GOAL OF THE EXERCISE: Without the pictures, repeat the listing character for character.
--- PROVIDED ENTRIES ---
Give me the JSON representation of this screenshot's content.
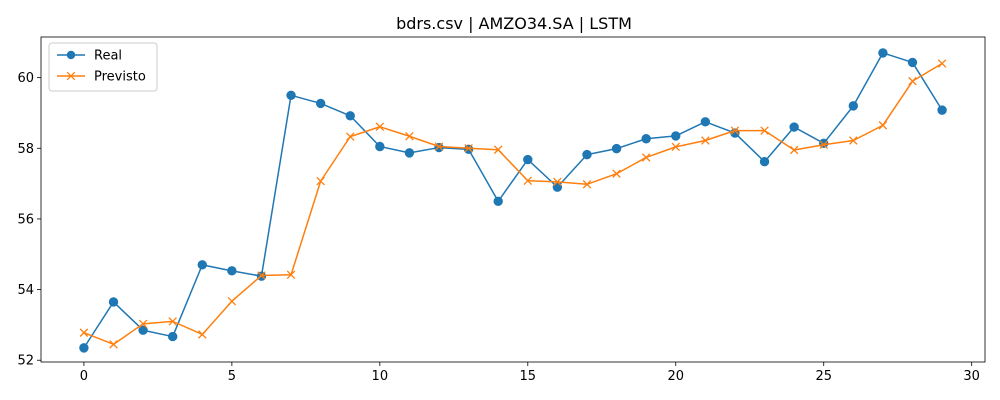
{
  "chart_data": {
    "type": "line",
    "title": "bdrs.csv | AMZO34.SA | LSTM",
    "xlabel": "",
    "ylabel": "",
    "xlim": [
      -1.45,
      30.45
    ],
    "ylim": [
      51.95,
      61.15
    ],
    "x_ticks": [
      0,
      5,
      10,
      15,
      20,
      25,
      30
    ],
    "y_ticks": [
      52,
      54,
      56,
      58,
      60
    ],
    "grid": false,
    "legend_position": "upper-left",
    "x": [
      0,
      1,
      2,
      3,
      4,
      5,
      6,
      7,
      8,
      9,
      10,
      11,
      12,
      13,
      14,
      15,
      16,
      17,
      18,
      19,
      20,
      21,
      22,
      23,
      24,
      25,
      26,
      27,
      28,
      29
    ],
    "series": [
      {
        "name": "Real",
        "color": "#1f77b4",
        "marker": "circle",
        "values": [
          52.35,
          53.65,
          52.85,
          52.67,
          54.7,
          54.53,
          54.38,
          59.5,
          59.27,
          58.92,
          58.05,
          57.87,
          58.02,
          57.97,
          56.5,
          57.68,
          56.9,
          57.82,
          57.99,
          58.27,
          58.35,
          58.75,
          58.43,
          57.62,
          58.6,
          58.14,
          59.2,
          60.7,
          60.43,
          59.08
        ]
      },
      {
        "name": "Previsto",
        "color": "#ff7f0e",
        "marker": "x",
        "values": [
          52.78,
          52.45,
          53.03,
          53.1,
          52.73,
          53.67,
          54.4,
          54.42,
          57.07,
          58.33,
          58.61,
          58.34,
          58.05,
          58.0,
          57.96,
          57.08,
          57.05,
          56.98,
          57.28,
          57.74,
          58.04,
          58.22,
          58.5,
          58.5,
          57.95,
          58.1,
          58.22,
          58.65,
          59.9,
          60.4
        ]
      }
    ]
  }
}
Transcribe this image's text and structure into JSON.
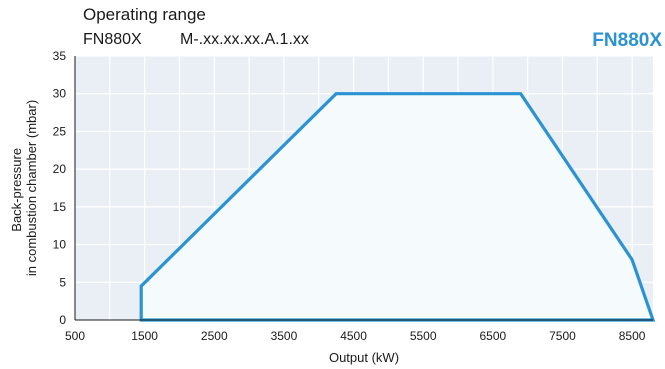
{
  "header": {
    "title": "Operating range",
    "model": "FN880X",
    "code": "M-.xx.xx.xx.A.1.xx",
    "brand": "FN880X"
  },
  "colors": {
    "plot_background": "#e9eff5",
    "grid": "#ffffff",
    "region_fill": "#f5fafc",
    "region_stroke": "#2b93d2",
    "axis": "#1a1a1a"
  },
  "chart_data": {
    "type": "area",
    "title": "Operating range",
    "xlabel": "Output (kW)",
    "ylabel_lines": [
      "Back-pressure",
      "in combustion chamber (mbar)"
    ],
    "xlim": [
      500,
      8800
    ],
    "ylim": [
      0,
      35
    ],
    "x_ticks": [
      500,
      1500,
      2500,
      3500,
      4500,
      5500,
      6500,
      7500,
      8500
    ],
    "y_ticks": [
      0,
      5,
      10,
      15,
      20,
      25,
      30,
      35
    ],
    "x_grid_step": 500,
    "grid": true,
    "series": [
      {
        "x": [
          1450,
          1450,
          4250,
          6900,
          8500,
          8800,
          1450
        ],
        "y": [
          0,
          4.5,
          30,
          30,
          8,
          0,
          0
        ]
      }
    ]
  }
}
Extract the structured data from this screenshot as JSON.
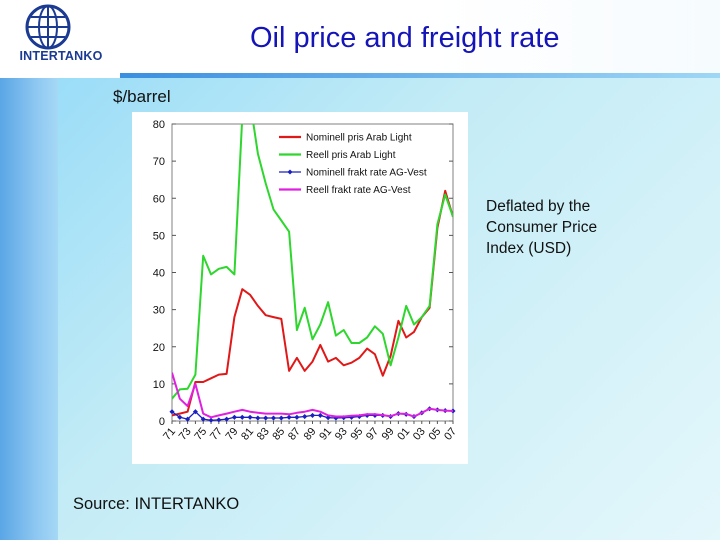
---
EXERCISE SOLUTION:
Give me the JSON representation of this screenshot's content.
{
  "chart_data": {
    "type": "line",
    "title": "bdrs.csv | AMZO34.SA | LSTM",
    "xlabel": "",
    "ylabel": "",
    "xlim": [
      -1.45,
      30.45
    ],
    "ylim": [
      51.95,
      61.15
    ],
    "x_ticks": [
      0,
      5,
      10,
      15,
      20,
      25,
      30
    ],
    "y_ticks": [
      52,
      54,
      56,
      58,
      60
    ],
    "grid": false,
    "legend_position": "upper-left",
    "x": [
      0,
      1,
      2,
      3,
      4,
      5,
      6,
      7,
      8,
      9,
      10,
      11,
      12,
      13,
      14,
      15,
      16,
      17,
      18,
      19,
      20,
      21,
      22,
      23,
      24,
      25,
      26,
      27,
      28,
      29
    ],
    "series": [
      {
        "name": "Real",
        "color": "#1f77b4",
        "marker": "circle",
        "values": [
          52.35,
          53.65,
          52.85,
          52.67,
          54.7,
          54.53,
          54.38,
          59.5,
          59.27,
          58.92,
          58.05,
          57.87,
          58.02,
          57.97,
          56.5,
          57.68,
          56.9,
          57.82,
          57.99,
          58.27,
          58.35,
          58.75,
          58.43,
          57.62,
          58.6,
          58.14,
          59.2,
          60.7,
          60.43,
          59.08
        ]
      },
      {
        "name": "Previsto",
        "color": "#ff7f0e",
        "marker": "x",
        "values": [
          52.78,
          52.45,
          53.03,
          53.1,
          52.73,
          53.67,
          54.4,
          54.42,
          57.07,
          58.33,
          58.61,
          58.34,
          58.05,
          58.0,
          57.96,
          57.08,
          57.05,
          56.98,
          57.28,
          57.74,
          58.04,
          58.22,
          58.5,
          58.5,
          57.95,
          58.1,
          58.22,
          58.65,
          59.9,
          60.4
        ]
      }
    ]
  }
}
Transcribe this image's text and structure into JSON.
{
  "header": {
    "title": "Operating range",
    "model": "FN880X",
    "code": "M-.xx.xx.xx.A.1.xx",
    "brand": "FN880X"
  },
  "colors": {
    "plot_background": "#e9eff5",
    "grid": "#ffffff",
    "region_fill": "#f5fafc",
    "region_stroke": "#2b93d2",
    "axis": "#1a1a1a"
  },
  "chart_data": {
    "type": "area",
    "title": "Operating range",
    "xlabel": "Output (kW)",
    "ylabel_lines": [
      "Back-pressure",
      "in combustion chamber (mbar)"
    ],
    "xlim": [
      500,
      8800
    ],
    "ylim": [
      0,
      35
    ],
    "x_ticks": [
      500,
      1500,
      2500,
      3500,
      4500,
      5500,
      6500,
      7500,
      8500
    ],
    "y_ticks": [
      0,
      5,
      10,
      15,
      20,
      25,
      30,
      35
    ],
    "x_grid_step": 500,
    "grid": true,
    "series": [
      {
        "x": [
          1450,
          1450,
          4250,
          6900,
          8500,
          8800,
          1450
        ],
        "y": [
          0,
          4.5,
          30,
          30,
          8,
          0,
          0
        ]
      }
    ]
  }
}
Extract the structured data from this screenshot as JSON.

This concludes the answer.